(Dataset entries for page text)
=-=-=-=-=

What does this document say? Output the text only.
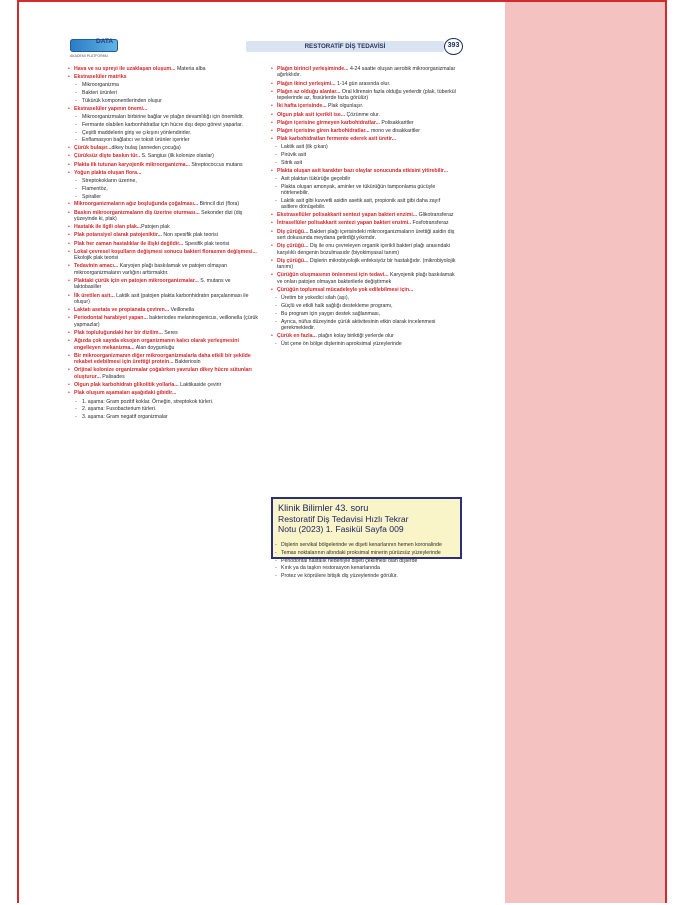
DATA
AKADEMİ PLATFORMU
RESTORATİF DİŞ TEDAVİSİ	393
• Hava ve su spreyi ile uzaklaşan oluşum... Materia alba
• Ekstraselüler matriks
- Mikroorganizma
- Bakteri ürünleri
- Tükürük komponentlerinden oluşur
• Ekstraselüler yapının önemi...
- Mikroorganizmaları birbirine bağlar ve plağın devamlılığı için önemlidir.
- Fermante olabilen karbonhidratlar için hücre dışı depo görevi yaparlar.
- Çeşitli maddelerin giriş ve çıkışını yönlendirirler.
- Enflamasyon bağlatıcı ve toksit ürünler içerirler
• Çürük bulaşır...dikey bulaş (anneden çocuğa)
• Çürüksüz dişte baskın tür.. S. Sangius (ilk kolonize olanlar)
• Plakta ilk tutunan karyojenik mikroorganizma... Streptococcus mutans
• Yoğun plakta oluşan flora...
- Streptokokların üzerine,
- Flamentöz,
- Spiraller
• Mikroorganizmaların ağız boşluğunda çoğalması... Birincil dizi (flora)
• Baskın mikroorganizmaların diş üzerine oturması... Sekonder dizi (diş yüzeyinde ki, plak)
• Hastalık ile ilgili olan plak...Patojen plak
• Plak potansiyel olarak patojeniktir... Non spesifik plak teorisi
• Plak her zaman hastalıklar ile ilişki değildir... Spesifik plak teorisi
• Lokal çevresel koşulların değişmesi sonucu bakteri florasının değişmesi... Ekolojik plak teorisi
• Tedavinin amacı... Karyojen plağı baskılamak ve patojen olmayan mikroorganizmaların varlığını arttırmaktır.
• Plaktaki çürük için en patojen mikroorganizmalar... S. mutans ve laktobasiller
• İlk üretilen asit... Laktik asit (patojen plakta karbonhidratın parçalanması ile oluşur)
• Laktatı asetata ve propianata çeviren... Veillonella
• Periodontal harabiyet yapan... bakteriodes melaninogenicus, veillonella (çürük yapmazlar)
• Plak topluluğundaki her bir dizilim... Seres
• Ağızda çok sayıda eksojen organizmanın kalıcı olarak yerleşmesini engelleyen mekanizma... Alan doygunluğu
• Bir mikroorganizmanın diğer mikroorganizmalarla daha etkili bir şekilde rekabet edebilmesi için ürettiği protein... Bakteriosin
• Orijinal kolonize organizmalar çoğalırken yavruları dikey hücre sütunları oluşturur... Palisades
• Olgun plak karbohidratı glikolitik yollarla... Laktikaside çevirir
• Plak oluşum aşamaları aşağıdaki gibidir...
- 1. aşama: Gram pozitif koklar. Örneğin, streptokok türleri.
- 2. aşama: Fusobacterium türleri.
- 3. aşama: Gram negatif organizmalar
• Plağın birincil yerleşiminde... 4-24 saatte oluşan aerobik mikroorganizmalar ağırlıklıdır.
• Plağın ikinci yerleşimi... 1-14 gün arasında olur.
• Plağın az olduğu alanlar... Oral klirensin fazla olduğu yerlerdir (plak, tüberkül tepelerinde az, fissürlerde fazla görülür)
• İki hafta içerisinde... Plak olgunlaşır.
• Olgun plak asit içerikli ise... Çözünme olur.
• Plağın içerisine girmeyen karbohidratlar... Polisakkaritler
• Plağın içerisine giren karbohidratlar... mono ve disakkaritler
• Plak karbohidratları fermente ederek asit üretir...
- Laktik asit (ilk çıkan)
- Pirüvik asit
- Sitrik asit
• Plakta oluşan asit karakter bazı olaylar sonucunda etkisini yitirebilir...
- Asit plaktan tükürüğe geçebilir
- Plakta oluşan amonyak, aminler ve tükürüğün tamponlama gücüyle nötrlenebilir.
- Laktik asit gibi kuvvetli asidin asetik asit, propionik asit gibi daha zayıf asitlere dönüşebilir.
• Ekstrasellüler polisakkarit sentezi yapan bakteri enzimi... Glikotransferaz
• İntrasellüler polisakkarit sentezi yapan bakteri enzimi.. Fosfotransferaz
• Diş çürüğü... Bakteri plağı içerisindeki mikroorganizmaların ürettiği asidin diş sert dokusunda meydana getirdiği yıkımdır.
• Diş çürüğü... Diş ile onu çevreleyen organik içerikli bakteri plağı arasındaki karşılıklı dengenin bozulmasıdır (biyokimyasal tanım)
• Diş çürüğü... Dişlerin mikrobiyolojik enfeksiyöz bir hastalığıdır. (mikrobiyolojik tanımı)
• Çürüğün oluşmasının önlenmesi için tedavi... Karyojenik plağı baskılamak ve onları patojen olmayan bakterilerle değiştirmek
• Çürüğün toplumsal mücadeleyle yok edilebilmesi için...
- Üretim bir yokedici silah (aşı),
- Güçlü ve etkili halk sağlığı destekleme programı,
- Bu program için yaygın destek sağlanması,
- Ayrıca, nüfus düzeyinde çürük aktivitesinin etkin olarak incelenmesi gerekmektedir.
• Çürük en fazla... plağın kolay biriktiği yerlerde olur
- Üst çene ön bölge dişlerinin aproksimal yüzeylerinde
Klinik Bilimler 43. soru
Restoratif Diş Tedavisi Hızlı Tekrar
Notu (2023) 1. Fasikül Sayfa 009
- Dişlerin servikal bölgelerinde ve dişeti kenarlarının hemen koronalinde
- Temas noktalarının altındaki proksimal minerin pürüzsüz yüzeylerinde
- Periodontal hastalık nedeniyle dişeti çekilmesi olan dişlerde
- Kırık ya da taşkın restorasyon kenarlarında
- Protez ve köprülere bitişik diş yüzeylerinde görülür.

=-=-=-=-=

→ **WHAT YOU HAVE TO DO**: Please set down every line of the data above precisely, dropping the images.

→ **ANSWER TO THE PROBLEM**:
What does this document say? Output the text only.
DATA
AKADEMİ PLATFORMU
RESTORATİF DİŞ TEDAVİSİ	393
• Hava ve su spreyi ile uzaklaşan oluşum... Materia alba
• Ekstraselüler matriks
- Mikroorganizma
- Bakteri ürünleri
- Tükürük komponentlerinden oluşur
• Ekstraselüler yapının önemi...
- Mikroorganizmaları birbirine bağlar ve plağın devamlılığı için önemlidir.
- Fermante olabilen karbonhidratlar için hücre dışı depo görevi yaparlar.
- Çeşitli maddelerin giriş ve çıkışını yönlendirirler.
- Enflamasyon bağlatıcı ve toksit ürünler içerirler
• Çürük bulaşır...dikey bulaş (anneden çocuğa)
• Çürüksüz dişte baskın tür.. S. Sangius (ilk kolonize olanlar)
• Plakta ilk tutunan karyojenik mikroorganizma... Streptococcus mutans
• Yoğun plakta oluşan flora...
- Streptokokların üzerine,
- Flamentöz,
- Spiraller
• Mikroorganizmaların ağız boşluğunda çoğalması... Birincil dizi (flora)
• Baskın mikroorganizmaların diş üzerine oturması... Sekonder dizi (diş yüzeyinde ki, plak)
• Hastalık ile ilgili olan plak...Patojen plak
• Plak potansiyel olarak patojeniktir... Non spesifik plak teorisi
• Plak her zaman hastalıklar ile ilişki değildir... Spesifik plak teorisi
• Lokal çevresel koşulların değişmesi sonucu bakteri florasının değişmesi... Ekolojik plak teorisi
• Tedavinin amacı... Karyojen plağı baskılamak ve patojen olmayan mikroorganizmaların varlığını arttırmaktır.
• Plaktaki çürük için en patojen mikroorganizmalar... S. mutans ve laktobasiller
• İlk üretilen asit... Laktik asit (patojen plakta karbonhidratın parçalanması ile oluşur)
• Laktatı asetata ve propianata çeviren... Veillonella
• Periodontal harabiyet yapan... bakteriodes melaninogenicus, veillonella (çürük yapmazlar)
• Plak topluluğundaki her bir dizilim... Seres
• Ağızda çok sayıda eksojen organizmanın kalıcı olarak yerleşmesini engelleyen mekanizma... Alan doygunluğu
• Bir mikroorganizmanın diğer mikroorganizmalarla daha etkili bir şekilde rekabet edebilmesi için ürettiği protein... Bakteriosin
• Orijinal kolonize organizmalar çoğalırken yavruları dikey hücre sütunları oluşturur... Palisades
• Olgun plak karbohidratı glikolitik yollarla... Laktikaside çevirir
• Plak oluşum aşamaları aşağıdaki gibidir...
- 1. aşama: Gram pozitif koklar. Örneğin, streptokok türleri.
- 2. aşama: Fusobacterium türleri.
- 3. aşama: Gram negatif organizmalar
• Plağın birincil yerleşiminde... 4-24 saatte oluşan aerobik mikroorganizmalar ağırlıklıdır.
• Plağın ikinci yerleşimi... 1-14 gün arasında olur.
• Plağın az olduğu alanlar... Oral klirensin fazla olduğu yerlerdir (plak, tüberkül tepelerinde az, fissürlerde fazla görülür)
• İki hafta içerisinde... Plak olgunlaşır.
• Olgun plak asit içerikli ise... Çözünme olur.
• Plağın içerisine girmeyen karbohidratlar... Polisakkaritler
• Plağın içerisine giren karbohidratlar... mono ve disakkaritler
• Plak karbohidratları fermente ederek asit üretir...
- Laktik asit (ilk çıkan)
- Pirüvik asit
- Sitrik asit
• Plakta oluşan asit karakter bazı olaylar sonucunda etkisini yitirebilir...
- Asit plaktan tükürüğe geçebilir
- Plakta oluşan amonyak, aminler ve tükürüğün tamponlama gücüyle nötrlenebilir.
- Laktik asit gibi kuvvetli asidin asetik asit, propionik asit gibi daha zayıf asitlere dönüşebilir.
• Ekstrasellüler polisakkarit sentezi yapan bakteri enzimi... Glikotransferaz
• İntrasellüler polisakkarit sentezi yapan bakteri enzimi.. Fosfotransferaz
• Diş çürüğü... Bakteri plağı içerisindeki mikroorganizmaların ürettiği asidin diş sert dokusunda meydana getirdiği yıkımdır.
• Diş çürüğü... Diş ile onu çevreleyen organik içerikli bakteri plağı arasındaki karşılıklı dengenin bozulmasıdır (biyokimyasal tanım)
• Diş çürüğü... Dişlerin mikrobiyolojik enfeksiyöz bir hastalığıdır. (mikrobiyolojik tanımı)
• Çürüğün oluşmasının önlenmesi için tedavi... Karyojenik plağı baskılamak ve onları patojen olmayan bakterilerle değiştirmek
• Çürüğün toplumsal mücadeleyle yok edilebilmesi için...
- Üretim bir yokedici silah (aşı),
- Güçlü ve etkili halk sağlığı destekleme programı,
- Bu program için yaygın destek sağlanması,
- Ayrıca, nüfus düzeyinde çürük aktivitesinin etkin olarak incelenmesi gerekmektedir.
• Çürük en fazla... plağın kolay biriktiği yerlerde olur
- Üst çene ön bölge dişlerinin aproksimal yüzeylerinde
Klinik Bilimler 43. soru
Restoratif Diş Tedavisi Hızlı Tekrar
Notu (2023) 1. Fasikül Sayfa 009
- Dişlerin servikal bölgelerinde ve dişeti kenarlarının hemen koronalinde
- Temas noktalarının altındaki proksimal minerin pürüzsüz yüzeylerinde
- Periodontal hastalık nedeniyle dişeti çekilmesi olan dişlerde
- Kırık ya da taşkın restorasyon kenarlarında
- Protez ve köprülere bitişik diş yüzeylerinde görülür.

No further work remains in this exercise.